Aim of the exercise => Count the lines below that contain the word "repost" and give only the number.

[Dataset records]

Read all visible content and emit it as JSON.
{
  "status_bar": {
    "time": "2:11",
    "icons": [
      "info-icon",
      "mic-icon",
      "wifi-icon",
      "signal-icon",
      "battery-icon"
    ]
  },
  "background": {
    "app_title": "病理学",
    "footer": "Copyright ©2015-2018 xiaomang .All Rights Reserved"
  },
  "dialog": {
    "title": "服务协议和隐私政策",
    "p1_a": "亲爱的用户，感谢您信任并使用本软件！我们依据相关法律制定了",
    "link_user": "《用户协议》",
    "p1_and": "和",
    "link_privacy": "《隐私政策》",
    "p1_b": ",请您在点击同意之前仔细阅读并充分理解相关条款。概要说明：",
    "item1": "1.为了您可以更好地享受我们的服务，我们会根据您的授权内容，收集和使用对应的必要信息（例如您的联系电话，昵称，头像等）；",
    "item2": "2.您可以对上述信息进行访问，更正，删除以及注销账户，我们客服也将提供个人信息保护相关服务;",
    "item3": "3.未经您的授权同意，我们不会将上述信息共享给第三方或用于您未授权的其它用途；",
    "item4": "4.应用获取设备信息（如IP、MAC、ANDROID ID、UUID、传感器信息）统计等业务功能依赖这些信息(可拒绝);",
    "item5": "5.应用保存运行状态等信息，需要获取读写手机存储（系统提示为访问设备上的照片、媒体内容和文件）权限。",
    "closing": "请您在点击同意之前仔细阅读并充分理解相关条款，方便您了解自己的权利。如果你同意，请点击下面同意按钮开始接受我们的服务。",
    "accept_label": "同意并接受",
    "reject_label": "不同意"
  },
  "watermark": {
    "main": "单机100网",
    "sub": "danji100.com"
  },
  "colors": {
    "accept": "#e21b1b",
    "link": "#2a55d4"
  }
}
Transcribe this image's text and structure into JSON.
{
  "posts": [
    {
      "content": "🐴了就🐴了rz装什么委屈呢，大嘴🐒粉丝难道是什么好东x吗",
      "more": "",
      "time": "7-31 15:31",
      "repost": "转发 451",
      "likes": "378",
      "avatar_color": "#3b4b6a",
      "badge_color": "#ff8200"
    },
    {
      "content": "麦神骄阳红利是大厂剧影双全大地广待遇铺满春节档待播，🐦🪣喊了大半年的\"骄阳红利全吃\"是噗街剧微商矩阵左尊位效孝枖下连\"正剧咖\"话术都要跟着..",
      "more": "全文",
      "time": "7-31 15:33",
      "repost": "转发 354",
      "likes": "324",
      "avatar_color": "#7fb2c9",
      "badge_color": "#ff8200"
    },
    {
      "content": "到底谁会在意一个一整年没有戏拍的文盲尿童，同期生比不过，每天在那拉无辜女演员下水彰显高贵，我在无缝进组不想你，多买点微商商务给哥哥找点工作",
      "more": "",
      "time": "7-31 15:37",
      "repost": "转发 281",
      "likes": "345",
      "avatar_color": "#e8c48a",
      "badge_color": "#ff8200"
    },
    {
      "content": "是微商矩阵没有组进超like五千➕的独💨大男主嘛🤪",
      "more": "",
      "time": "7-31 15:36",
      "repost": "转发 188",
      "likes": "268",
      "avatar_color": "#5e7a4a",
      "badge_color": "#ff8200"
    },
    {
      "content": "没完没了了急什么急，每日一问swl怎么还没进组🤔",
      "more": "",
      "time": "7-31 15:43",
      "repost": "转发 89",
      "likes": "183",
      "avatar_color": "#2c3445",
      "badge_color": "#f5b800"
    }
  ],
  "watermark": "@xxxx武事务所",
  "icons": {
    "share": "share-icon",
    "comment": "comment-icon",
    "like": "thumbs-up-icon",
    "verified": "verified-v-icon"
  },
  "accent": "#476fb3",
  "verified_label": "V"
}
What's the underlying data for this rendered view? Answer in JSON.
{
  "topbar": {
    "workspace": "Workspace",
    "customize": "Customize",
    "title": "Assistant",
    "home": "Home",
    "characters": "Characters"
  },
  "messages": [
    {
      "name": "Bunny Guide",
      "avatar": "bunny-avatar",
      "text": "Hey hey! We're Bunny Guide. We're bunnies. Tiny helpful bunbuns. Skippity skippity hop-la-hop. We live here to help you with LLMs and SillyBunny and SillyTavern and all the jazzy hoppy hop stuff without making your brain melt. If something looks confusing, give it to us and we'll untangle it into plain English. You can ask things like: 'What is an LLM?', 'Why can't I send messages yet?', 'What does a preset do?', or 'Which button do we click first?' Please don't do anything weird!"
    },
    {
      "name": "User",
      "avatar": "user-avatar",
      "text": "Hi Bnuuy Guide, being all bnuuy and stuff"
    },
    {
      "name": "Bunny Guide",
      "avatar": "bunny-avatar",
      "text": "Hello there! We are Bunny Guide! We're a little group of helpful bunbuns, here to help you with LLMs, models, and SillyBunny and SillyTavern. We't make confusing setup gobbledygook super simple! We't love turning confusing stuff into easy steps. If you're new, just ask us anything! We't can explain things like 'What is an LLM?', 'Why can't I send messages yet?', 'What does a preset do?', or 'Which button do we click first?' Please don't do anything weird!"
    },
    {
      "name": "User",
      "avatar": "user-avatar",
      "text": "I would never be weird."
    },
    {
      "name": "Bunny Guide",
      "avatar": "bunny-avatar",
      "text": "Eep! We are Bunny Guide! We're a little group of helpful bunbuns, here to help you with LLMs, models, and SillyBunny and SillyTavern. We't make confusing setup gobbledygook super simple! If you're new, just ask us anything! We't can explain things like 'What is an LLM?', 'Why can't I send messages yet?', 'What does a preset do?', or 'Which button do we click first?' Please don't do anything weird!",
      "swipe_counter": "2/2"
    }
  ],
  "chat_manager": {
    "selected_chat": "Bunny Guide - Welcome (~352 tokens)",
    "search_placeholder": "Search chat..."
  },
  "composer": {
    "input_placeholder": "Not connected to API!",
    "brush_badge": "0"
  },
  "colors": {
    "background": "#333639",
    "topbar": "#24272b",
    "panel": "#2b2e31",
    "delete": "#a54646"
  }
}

Exercise answer => 5